EXERCISE TASK | Could you write out every record below exactly, leaving out any pictures?

ITEMS |
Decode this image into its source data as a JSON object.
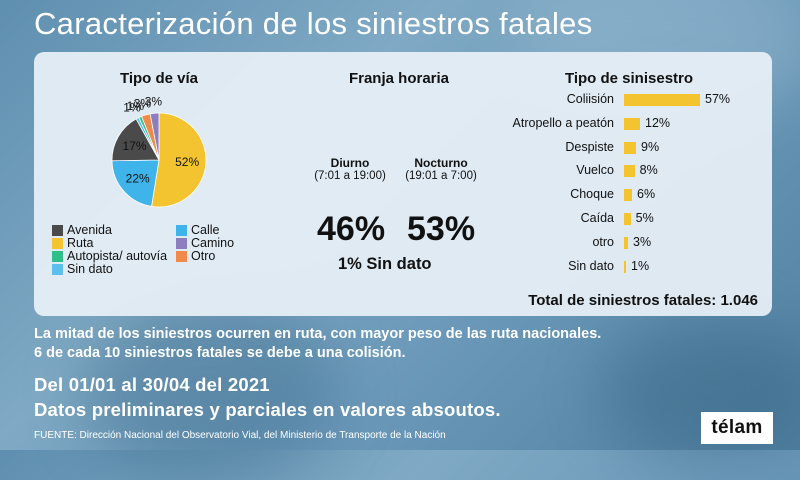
{
  "title": "Caracterización de los siniestros fatales",
  "colors": {
    "avenida": "#4a4a4a",
    "ruta": "#f4c430",
    "autopista": "#2ebf8a",
    "sin_dato": "#3fb4ea",
    "calle": "#5bc0eb",
    "camino": "#8b7fbf",
    "otro": "#f08a4b",
    "bar": "#f4c430"
  },
  "chart_data": [
    {
      "type": "pie",
      "title": "Tipo de vía",
      "slices": [
        {
          "label": "Ruta",
          "value": 52,
          "color": "#f4c430",
          "text": "52%"
        },
        {
          "label": "Calle",
          "value": 22,
          "color": "#3fb4ea",
          "text": "22%"
        },
        {
          "label": "Avenida",
          "value": 17,
          "color": "#4a4a4a",
          "text": "17%"
        },
        {
          "label": "Sin dato",
          "value": 1,
          "color": "#5bc0eb",
          "text": "1%"
        },
        {
          "label": "Autopista/ autovía",
          "value": 1,
          "color": "#2ebf8a",
          "text": "1%"
        },
        {
          "label": "Otro",
          "value": 3,
          "color": "#f08a4b",
          "text": "3%"
        },
        {
          "label": "Camino",
          "value": 3,
          "color": "#8b7fbf",
          "text": "3%"
        }
      ],
      "legend": [
        {
          "label": "Avenida",
          "color": "#4a4a4a"
        },
        {
          "label": "Calle",
          "color": "#3fb4ea"
        },
        {
          "label": "Ruta",
          "color": "#f4c430"
        },
        {
          "label": "Camino",
          "color": "#8b7fbf"
        },
        {
          "label": "Autopista/ autovía",
          "color": "#2ebf8a"
        },
        {
          "label": "Otro",
          "color": "#f08a4b"
        },
        {
          "label": "Sin dato",
          "color": "#5bc0eb"
        }
      ]
    },
    {
      "type": "table",
      "title": "Franja horaria",
      "columns": [
        {
          "label": "Diurno",
          "range": "(7:01 a 19:00)",
          "value": 46,
          "text": "46%"
        },
        {
          "label": "Nocturno",
          "range": "(19:01 a 7:00)",
          "value": 53,
          "text": "53%"
        }
      ],
      "no_data": "1% Sin dato"
    },
    {
      "type": "bar",
      "orientation": "horizontal",
      "title": "Tipo de sinisestro",
      "categories": [
        "Coliisión",
        "Atropello a peatón",
        "Despiste",
        "Vuelco",
        "Choque",
        "Caída",
        "otro",
        "Sin dato"
      ],
      "values": [
        57,
        12,
        9,
        8,
        6,
        5,
        3,
        1
      ],
      "value_labels": [
        "57%",
        "12%",
        "9%",
        "8%",
        "6%",
        "5%",
        "3%",
        "1%"
      ],
      "xlim": [
        0,
        57
      ]
    }
  ],
  "total": "Total de siniestros fatales: 1.046",
  "summary": {
    "line1": "La mitad de los siniestros ocurren en ruta, con mayor peso de las ruta nacionales.",
    "line2": "6 de cada 10 siniestros fatales se debe a una colisión."
  },
  "dates": {
    "line1": "Del 01/01 al 30/04 del 2021",
    "line2": "Datos preliminares y parciales en valores absoutos."
  },
  "source": "FUENTE: Dirección Nacional del Observatorio Vial, del Ministerio de Transporte de la Nación",
  "logo": "télam"
}
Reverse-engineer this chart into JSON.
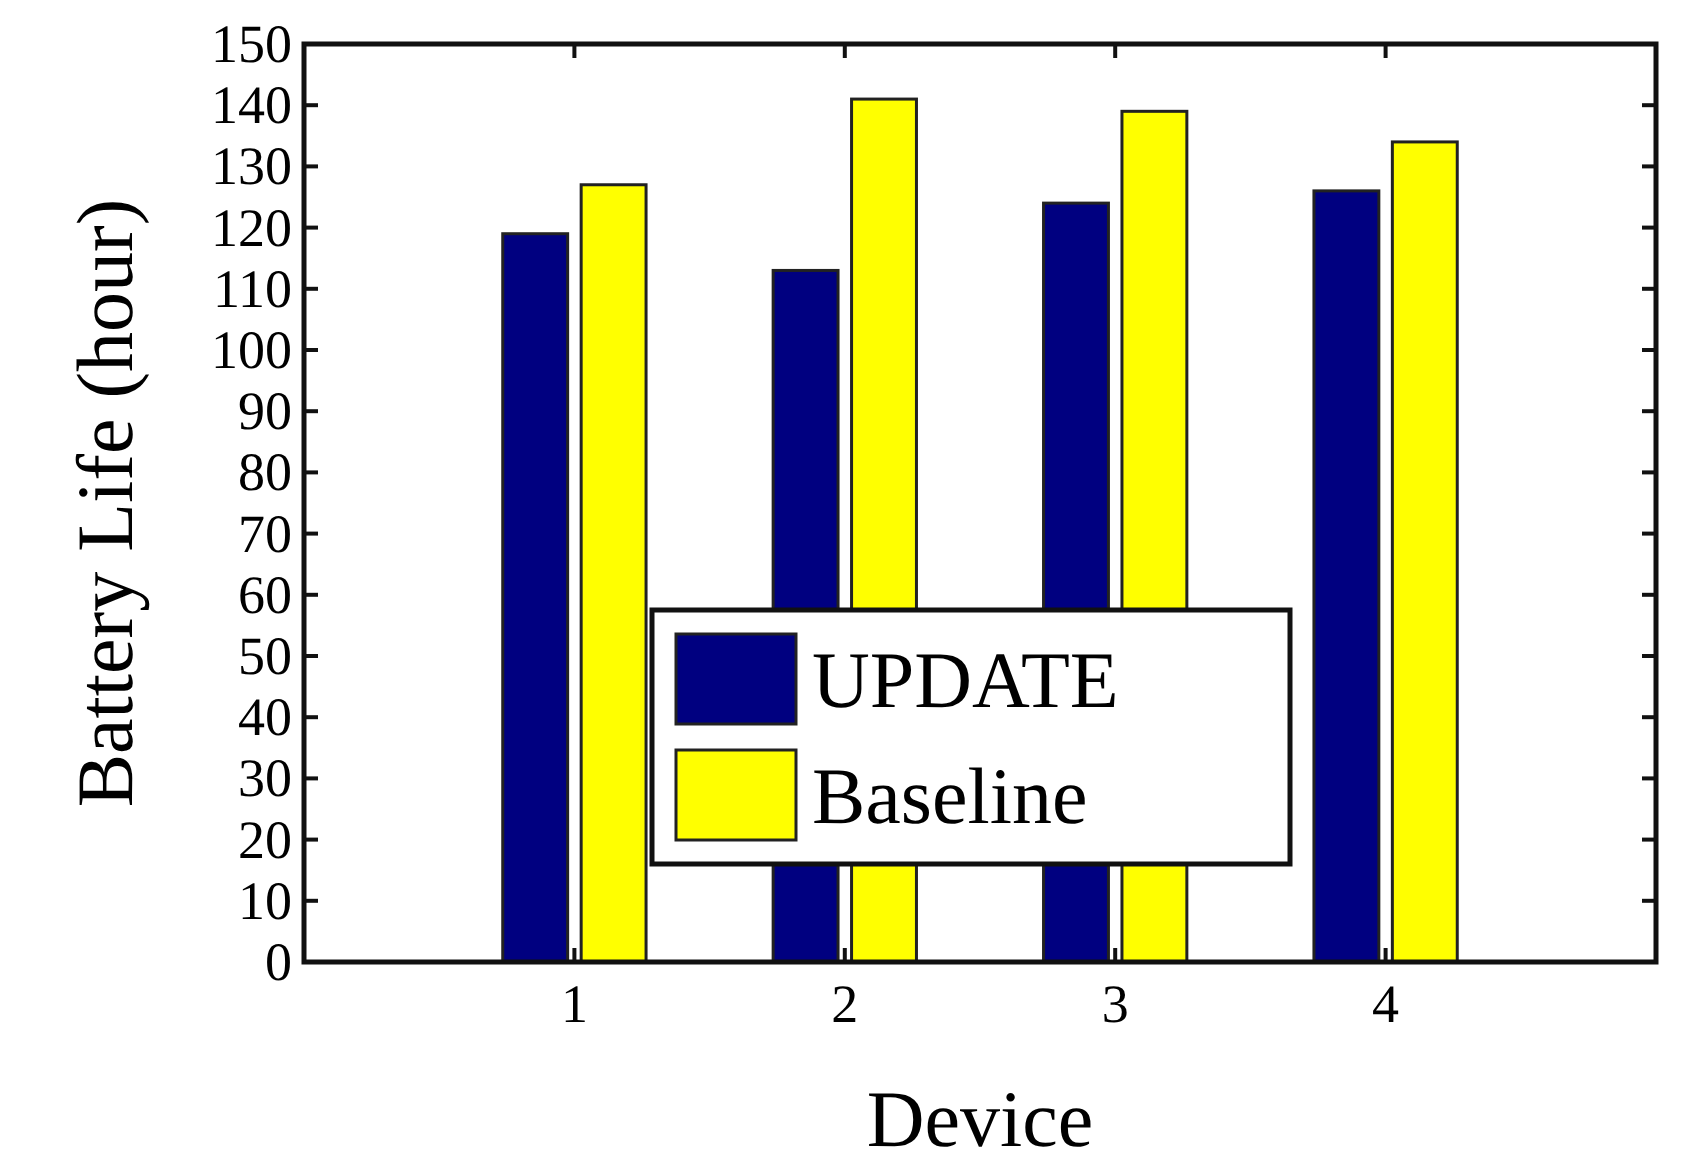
{
  "chart_data": {
    "type": "bar",
    "xlabel": "Device",
    "ylabel": "Battery Life (hour)",
    "x": [
      1,
      2,
      3,
      4
    ],
    "xlim": [
      0,
      5
    ],
    "xticks": [
      1,
      2,
      3,
      4
    ],
    "ylim": [
      0,
      150
    ],
    "yticks": [
      0,
      10,
      20,
      30,
      40,
      50,
      60,
      70,
      80,
      90,
      100,
      110,
      120,
      130,
      140,
      150
    ],
    "series": [
      {
        "name": "UPDATE",
        "color": "#000080",
        "values": [
          119,
          113,
          124,
          126
        ]
      },
      {
        "name": "Baseline",
        "color": "#ffff00",
        "values": [
          127,
          141,
          139,
          134
        ]
      }
    ],
    "legend": "bottom",
    "grid": false
  }
}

RESULT |
Decode this image into its source data as a JSON object.
{
  "title": "Caracterización de los siniestros fatales",
  "colors": {
    "avenida": "#4a4a4a",
    "ruta": "#f4c430",
    "autopista": "#2ebf8a",
    "sin_dato": "#3fb4ea",
    "calle": "#5bc0eb",
    "camino": "#8b7fbf",
    "otro": "#f08a4b",
    "bar": "#f4c430"
  },
  "chart_data": [
    {
      "type": "pie",
      "title": "Tipo de vía",
      "slices": [
        {
          "label": "Ruta",
          "value": 52,
          "color": "#f4c430",
          "text": "52%"
        },
        {
          "label": "Calle",
          "value": 22,
          "color": "#3fb4ea",
          "text": "22%"
        },
        {
          "label": "Avenida",
          "value": 17,
          "color": "#4a4a4a",
          "text": "17%"
        },
        {
          "label": "Sin dato",
          "value": 1,
          "color": "#5bc0eb",
          "text": "1%"
        },
        {
          "label": "Autopista/ autovía",
          "value": 1,
          "color": "#2ebf8a",
          "text": "1%"
        },
        {
          "label": "Otro",
          "value": 3,
          "color": "#f08a4b",
          "text": "3%"
        },
        {
          "label": "Camino",
          "value": 3,
          "color": "#8b7fbf",
          "text": "3%"
        }
      ],
      "legend": [
        {
          "label": "Avenida",
          "color": "#4a4a4a"
        },
        {
          "label": "Calle",
          "color": "#3fb4ea"
        },
        {
          "label": "Ruta",
          "color": "#f4c430"
        },
        {
          "label": "Camino",
          "color": "#8b7fbf"
        },
        {
          "label": "Autopista/ autovía",
          "color": "#2ebf8a"
        },
        {
          "label": "Otro",
          "color": "#f08a4b"
        },
        {
          "label": "Sin dato",
          "color": "#5bc0eb"
        }
      ]
    },
    {
      "type": "table",
      "title": "Franja horaria",
      "columns": [
        {
          "label": "Diurno",
          "range": "(7:01 a 19:00)",
          "value": 46,
          "text": "46%"
        },
        {
          "label": "Nocturno",
          "range": "(19:01 a 7:00)",
          "value": 53,
          "text": "53%"
        }
      ],
      "no_data": "1% Sin dato"
    },
    {
      "type": "bar",
      "orientation": "horizontal",
      "title": "Tipo de sinisestro",
      "categories": [
        "Coliisión",
        "Atropello a peatón",
        "Despiste",
        "Vuelco",
        "Choque",
        "Caída",
        "otro",
        "Sin dato"
      ],
      "values": [
        57,
        12,
        9,
        8,
        6,
        5,
        3,
        1
      ],
      "value_labels": [
        "57%",
        "12%",
        "9%",
        "8%",
        "6%",
        "5%",
        "3%",
        "1%"
      ],
      "xlim": [
        0,
        57
      ]
    }
  ],
  "total": "Total de siniestros fatales: 1.046",
  "summary": {
    "line1": "La mitad de los siniestros ocurren en ruta, con mayor peso de las ruta nacionales.",
    "line2": "6 de cada 10 siniestros fatales se debe a una colisión."
  },
  "dates": {
    "line1": "Del 01/01 al 30/04 del 2021",
    "line2": "Datos preliminares y parciales en valores absoutos."
  },
  "source": "FUENTE: Dirección Nacional del Observatorio Vial, del Ministerio de Transporte de la Nación",
  "logo": "télam"
}
Reverse-engineer this chart into JSON.
{
  "chart_data": {
    "type": "bar",
    "xlabel": "Device",
    "ylabel": "Battery Life (hour)",
    "x": [
      1,
      2,
      3,
      4
    ],
    "xlim": [
      0,
      5
    ],
    "xticks": [
      1,
      2,
      3,
      4
    ],
    "ylim": [
      0,
      150
    ],
    "yticks": [
      0,
      10,
      20,
      30,
      40,
      50,
      60,
      70,
      80,
      90,
      100,
      110,
      120,
      130,
      140,
      150
    ],
    "series": [
      {
        "name": "UPDATE",
        "color": "#000080",
        "values": [
          119,
          113,
          124,
          126
        ]
      },
      {
        "name": "Baseline",
        "color": "#ffff00",
        "values": [
          127,
          141,
          139,
          134
        ]
      }
    ],
    "legend": "bottom",
    "grid": false
  }
}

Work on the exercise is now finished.